[Extracted data entries]
● ● ● ● ●

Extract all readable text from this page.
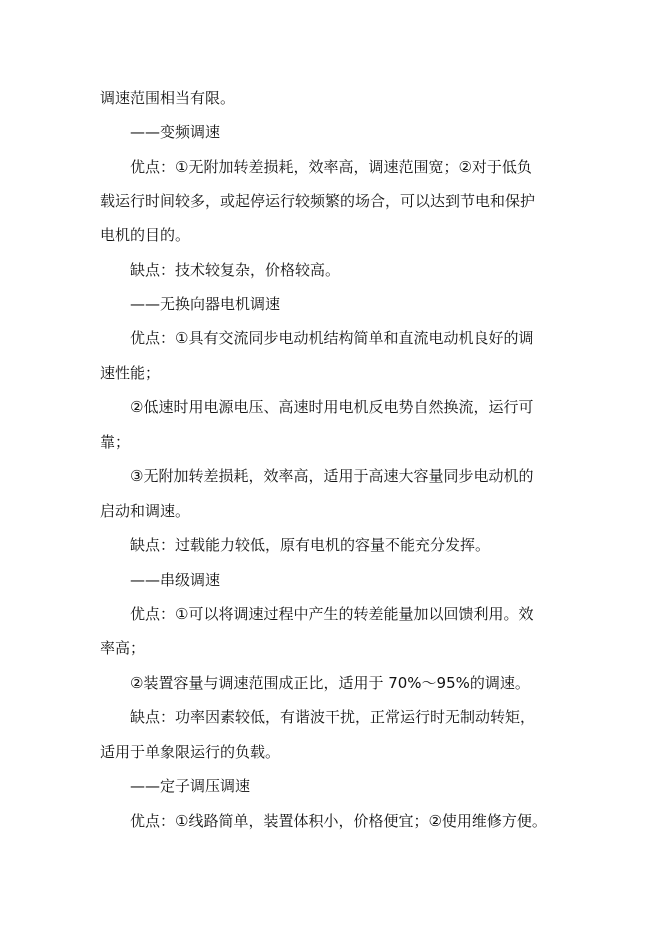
调速范围相当有限。
——变频调速
优点：①无附加转差损耗，效率高，调速范围宽；②对于低负
载运行时间较多，或起停运行较频繁的场合，可以达到节电和保护
电机的目的。
缺点：技术较复杂，价格较高。
——无换向器电机调速
优点：①具有交流同步电动机结构简单和直流电动机良好的调
速性能；
②低速时用电源电压、高速时用电机反电势自然换流，运行可
靠；
③无附加转差损耗，效率高，适用于高速大容量同步电动机的
启动和调速。
缺点：过载能力较低，原有电机的容量不能充分发挥。
——串级调速
优点：①可以将调速过程中产生的转差能量加以回馈利用。效
率高；
②装置容量与调速范围成正比，适用于 70%～95%的调速。
缺点：功率因素较低，有谐波干扰，正常运行时无制动转矩，
适用于单象限运行的负载。
——定子调压调速
优点：①线路简单，装置体积小，价格便宜；②使用维修方便。
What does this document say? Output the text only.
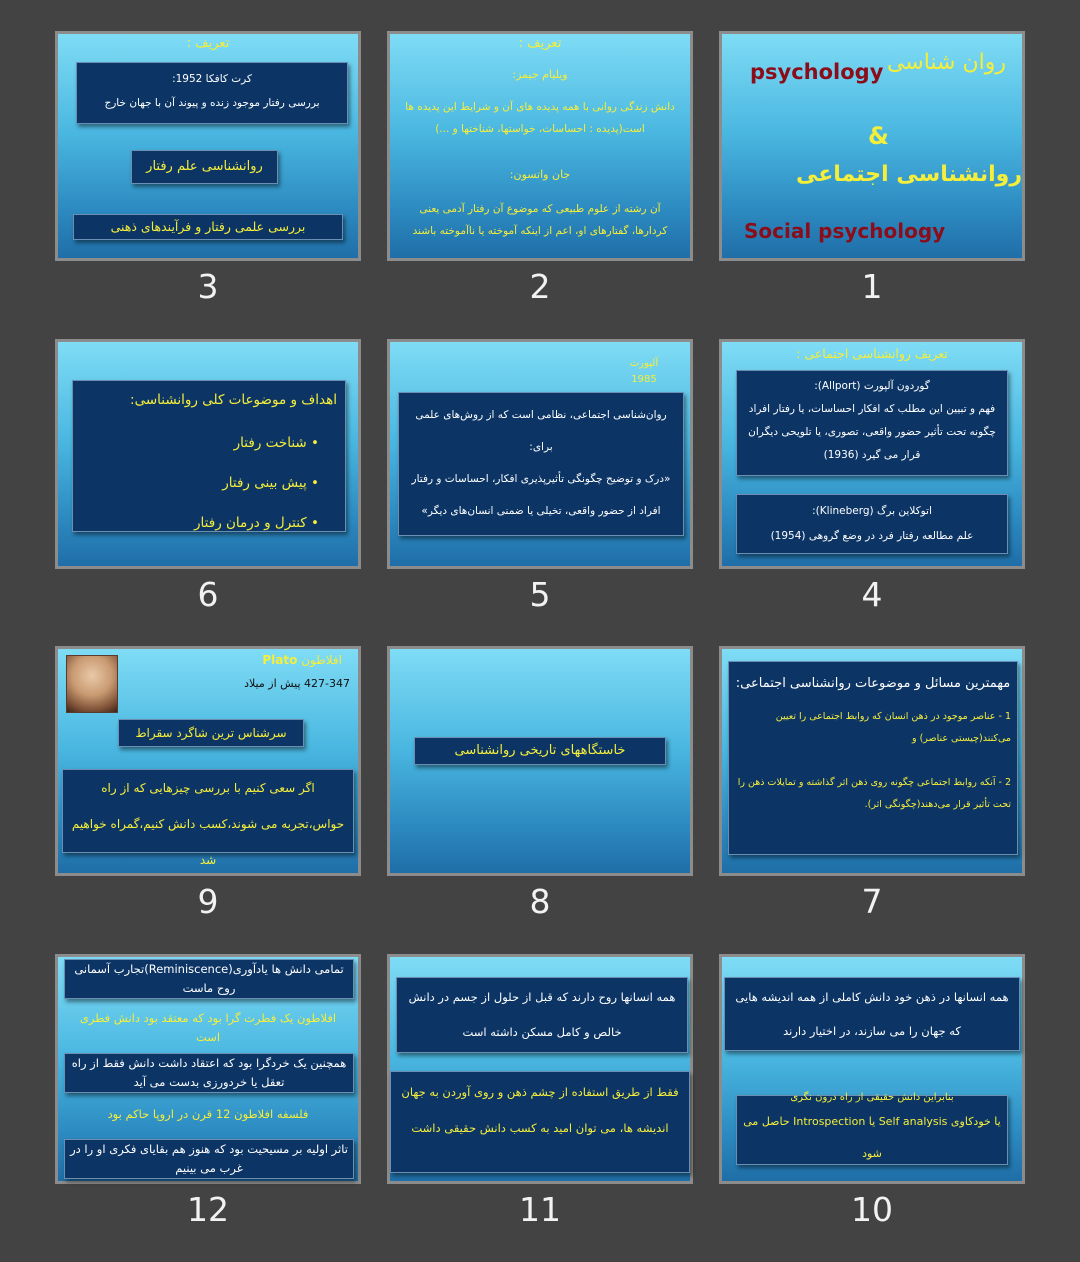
روان شناسی
psychology
&
روانشناسی اجتماعی
Social psychology
1
تعریف :
ویلیام جیمز:
دانش زندگی روانی با همه پدیده های آن و شرایط این پدیده ها است(پدیده : احساسات، خواستها، شناختها و ...)
جان واتسون:
آن رشته از علوم طبیعی که موضوع آن رفتار آدمی یعنی کردارها، گفتارهای او، اعم از اینکه آموخته یا ناآموخته باشند
2
تعریف :
کرت کافکا 1952:
بررسی رفتار موجود زنده و پیوند آن با جهان خارج
روانشناسی علم رفتار
بررسی علمی رفتار و فرآیندهای ذهنی
3
تعریف روانشناسی اجتماعی :
گوردون آلپورت (Allport):
فهم و تبیین این مطلب که افکار احساسات، یا رفتار افراد چگونه تحت تأثیر حضور واقعی، تصوری، یا تلویحی دیگران قرار می گیرد (1936)
اتوکلاین برگ (Klineberg):
علم مطالعه رفتار فرد در وضع گروهی (1954)
4
آلپورت 1985
روان‌شناسی اجتماعی، نظامی است که از روش‌های علمی برای:
«درک و توضیح چگونگی تأثیرپذیری افکار، احساسات و رفتار افراد از حضور واقعی، تخیلی یا ضمنی انسان‌های دیگر»
5
اهداف و موضوعات کلی روانشناسی:
• شناخت رفتار
• پیش بینی رفتار
• کنترل و درمان رفتار
6
مهمترین مسائل و موضوعات روانشناسی اجتماعی:
1 - عناصر موجود در ذهن انسان که روابط اجتماعی را تعیین می‌کنند(چیستی عناصر) و
2 - آنکه روابط اجتماعی چگونه روی ذهن اثر گذاشته و تمایلات ذهن را تحت تأثیر قرار می‌دهند(چگونگی اثر).
7
خاستگاههای تاریخی روانشناسی
8
افلاطون Plato
427-347 پیش از میلاد
سرشناس ترین شاگرد سقراط
اگر سعی کنیم با بررسی چیزهایی که از راه حواس،تجربه می شوند،کسب دانش کنیم،گمراه خواهیم شد
9
همه انسانها در ذهن خود دانش کاملی از همه اندیشه هایی که جهان را می سازند، در اختیار دارند
بنابراین دانش حقیقی از راه درون نگری
یا خودکاوی Self analysis یا Introspection حاصل می شود
10
همه انسانها روح دارند که قبل از حلول از جسم در دانش خالص و کامل مسکن داشته است
فقط از طریق استفاده از چشم ذهن و روی آوردن به جهان اندیشه ها، می توان امید به کسب دانش حقیقی داشت
11
تمامی دانش ها یادآوری(Reminiscence)تجارب آسمانی روح ماست
افلاطون یک فطرت گرا بود که معتقد بود دانش فطری است
همچنین یک خردگرا بود که اعتقاد داشت دانش فقط از راه تعقل یا خردورزی بدست می آید
فلسفه افلاطون 12 قرن در اروپا حاکم بود
تاثر اولیه بر مسیحیت بود که هنوز هم بقایای فکری او را در غرب می بینیم
12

● ● ● ● ●

SET PROBLEM | All preceding records should be duplicated verbatim, images excepted.

WRITTEN SOLUTION |
Extract all readable text from this page.
调速范围相当有限。
——变频调速
优点：①无附加转差损耗，效率高，调速范围宽；②对于低负
载运行时间较多，或起停运行较频繁的场合，可以达到节电和保护
电机的目的。
缺点：技术较复杂，价格较高。
——无换向器电机调速
优点：①具有交流同步电动机结构简单和直流电动机良好的调
速性能；
②低速时用电源电压、高速时用电机反电势自然换流，运行可
靠；
③无附加转差损耗，效率高，适用于高速大容量同步电动机的
启动和调速。
缺点：过载能力较低，原有电机的容量不能充分发挥。
——串级调速
优点：①可以将调速过程中产生的转差能量加以回馈利用。效
率高；
②装置容量与调速范围成正比，适用于 70%～95%的调速。
缺点：功率因素较低，有谐波干扰，正常运行时无制动转矩，
适用于单象限运行的负载。
——定子调压调速
优点：①线路简单，装置体积小，价格便宜；②使用维修方便。
What does this document say? Output the text only.
روان شناسی
psychology
&
روانشناسی اجتماعی
Social psychology
1
تعریف :
ویلیام جیمز:
دانش زندگی روانی با همه پدیده های آن و شرایط این پدیده ها است(پدیده : احساسات، خواستها، شناختها و ...)
جان واتسون:
آن رشته از علوم طبیعی که موضوع آن رفتار آدمی یعنی کردارها، گفتارهای او، اعم از اینکه آموخته یا ناآموخته باشند
2
تعریف :
کرت کافکا 1952:
بررسی رفتار موجود زنده و پیوند آن با جهان خارج
روانشناسی علم رفتار
بررسی علمی رفتار و فرآیندهای ذهنی
3
تعریف روانشناسی اجتماعی :
گوردون آلپورت (Allport):
فهم و تبیین این مطلب که افکار احساسات، یا رفتار افراد چگونه تحت تأثیر حضور واقعی، تصوری، یا تلویحی دیگران قرار می گیرد (1936)
اتوکلاین برگ (Klineberg):
علم مطالعه رفتار فرد در وضع گروهی (1954)
4
آلپورت 1985
روان‌شناسی اجتماعی، نظامی است که از روش‌های علمی برای:
«درک و توضیح چگونگی تأثیرپذیری افکار، احساسات و رفتار افراد از حضور واقعی، تخیلی یا ضمنی انسان‌های دیگر»
5
اهداف و موضوعات کلی روانشناسی:
• شناخت رفتار
• پیش بینی رفتار
• کنترل و درمان رفتار
6
مهمترین مسائل و موضوعات روانشناسی اجتماعی:
1 - عناصر موجود در ذهن انسان که روابط اجتماعی را تعیین می‌کنند(چیستی عناصر) و
2 - آنکه روابط اجتماعی چگونه روی ذهن اثر گذاشته و تمایلات ذهن را تحت تأثیر قرار می‌دهند(چگونگی اثر).
7
خاستگاههای تاریخی روانشناسی
8
افلاطون Plato
427-347 پیش از میلاد
سرشناس ترین شاگرد سقراط
اگر سعی کنیم با بررسی چیزهایی که از راه حواس،تجربه می شوند،کسب دانش کنیم،گمراه خواهیم شد
9
همه انسانها در ذهن خود دانش کاملی از همه اندیشه هایی که جهان را می سازند، در اختیار دارند
بنابراین دانش حقیقی از راه درون نگری
یا خودکاوی Self analysis یا Introspection حاصل می شود
10
همه انسانها روح دارند که قبل از حلول از جسم در دانش خالص و کامل مسکن داشته است
فقط از طریق استفاده از چشم ذهن و روی آوردن به جهان اندیشه ها، می توان امید به کسب دانش حقیقی داشت
11
تمامی دانش ها یادآوری(Reminiscence)تجارب آسمانی روح ماست
افلاطون یک فطرت گرا بود که معتقد بود دانش فطری است
همچنین یک خردگرا بود که اعتقاد داشت دانش فقط از راه تعقل یا خردورزی بدست می آید
فلسفه افلاطون 12 قرن در اروپا حاکم بود
تاثر اولیه بر مسیحیت بود که هنوز هم بقایای فکری او را در غرب می بینیم
12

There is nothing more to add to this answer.